Problem to work on -
Arrange every line of the entries below as a numbered list, omitting blank lines and leaving the pictures out of your answer.

___ Exercise inputs

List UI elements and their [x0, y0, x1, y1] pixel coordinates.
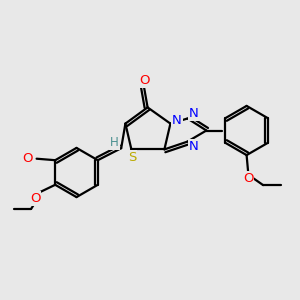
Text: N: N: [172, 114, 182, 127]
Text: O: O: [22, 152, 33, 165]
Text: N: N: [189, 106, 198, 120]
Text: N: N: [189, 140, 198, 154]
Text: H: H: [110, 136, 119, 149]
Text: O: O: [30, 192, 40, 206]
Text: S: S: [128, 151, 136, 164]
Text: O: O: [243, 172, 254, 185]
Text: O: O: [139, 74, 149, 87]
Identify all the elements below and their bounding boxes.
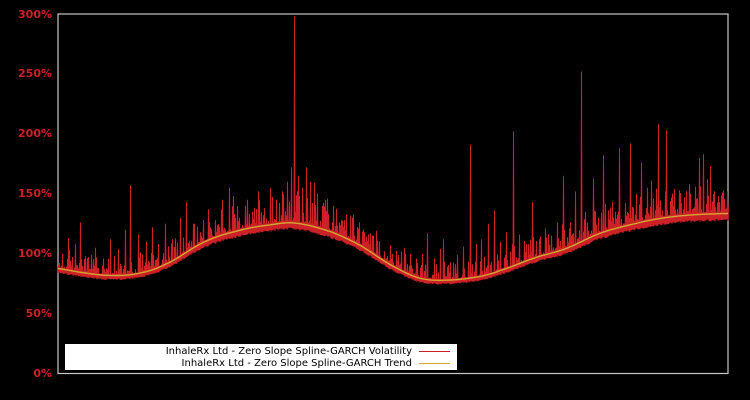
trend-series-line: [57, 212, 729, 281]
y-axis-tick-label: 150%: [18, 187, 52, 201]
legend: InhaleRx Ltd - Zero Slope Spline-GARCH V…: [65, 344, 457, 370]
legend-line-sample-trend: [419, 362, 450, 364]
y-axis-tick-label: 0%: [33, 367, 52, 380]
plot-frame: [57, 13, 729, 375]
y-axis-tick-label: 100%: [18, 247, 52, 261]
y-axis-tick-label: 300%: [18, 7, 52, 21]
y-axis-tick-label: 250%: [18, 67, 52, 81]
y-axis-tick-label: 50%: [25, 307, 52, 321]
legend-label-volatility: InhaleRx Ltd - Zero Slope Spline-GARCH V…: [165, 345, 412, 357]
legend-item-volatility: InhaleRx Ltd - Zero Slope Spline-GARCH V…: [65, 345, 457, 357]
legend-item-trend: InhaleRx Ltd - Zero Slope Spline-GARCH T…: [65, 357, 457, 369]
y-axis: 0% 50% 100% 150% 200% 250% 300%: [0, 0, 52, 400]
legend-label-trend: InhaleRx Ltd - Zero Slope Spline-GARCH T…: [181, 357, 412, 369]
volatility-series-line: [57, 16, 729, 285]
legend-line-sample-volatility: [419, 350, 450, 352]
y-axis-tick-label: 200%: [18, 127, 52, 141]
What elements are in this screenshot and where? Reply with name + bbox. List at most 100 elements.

______

Exercise solution -
1. List UI elements and their [x0, y0, x1, y1] pixel coordinates.
2. Text: N: N: [172, 114, 182, 127]
3. Text: O: O: [22, 152, 33, 165]
4. Text: N: N: [189, 106, 198, 120]
5. Text: N: N: [189, 140, 198, 154]
6. Text: H: H: [110, 136, 119, 149]
7. Text: O: O: [30, 192, 40, 206]
8. Text: S: S: [128, 151, 136, 164]
9. Text: O: O: [243, 172, 254, 185]
10. Text: O: O: [139, 74, 149, 87]
11. Identify all the elements below and their bounding boxes.
12. trend-series-line: [57, 212, 729, 281]
13. y-axis-tick-label: 150%: [18, 187, 52, 201]
14. legend: InhaleRx Ltd - Zero Slope Spline-GARCH V…: [65, 344, 457, 370]
15. legend-line-sample-trend: [419, 362, 450, 364]
16. y-axis-tick-label: 0%: [33, 367, 52, 380]
17. plot-frame: [57, 13, 729, 375]
18. y-axis-tick-label: 100%: [18, 247, 52, 261]
19. y-axis-tick-label: 300%: [18, 7, 52, 21]
20. y-axis-tick-label: 250%: [18, 67, 52, 81]
21. y-axis-tick-label: 50%: [25, 307, 52, 321]
22. legend-label-volatility: InhaleRx Ltd - Zero Slope Spline-GARCH V…: [165, 345, 412, 357]
23. legend-item-volatility: InhaleRx Ltd - Zero Slope Spline-GARCH V…: [65, 345, 457, 357]
24. legend-item-trend: InhaleRx Ltd - Zero Slope Spline-GARCH T…: [65, 357, 457, 369]
25. y-axis: 0% 50% 100% 150% 200% 250% 300%: [0, 0, 52, 400]
26. legend-label-trend: InhaleRx Ltd - Zero Slope Spline-GARCH T…: [181, 357, 412, 369]
27. volatility-series-line: [57, 16, 729, 285]
28. legend-line-sample-volatility: [419, 350, 450, 352]
29. y-axis-tick-label: 200%: [18, 127, 52, 141]
30. What elements are in this screenshot and where? Reply with name + bbox. List at most 100 elements.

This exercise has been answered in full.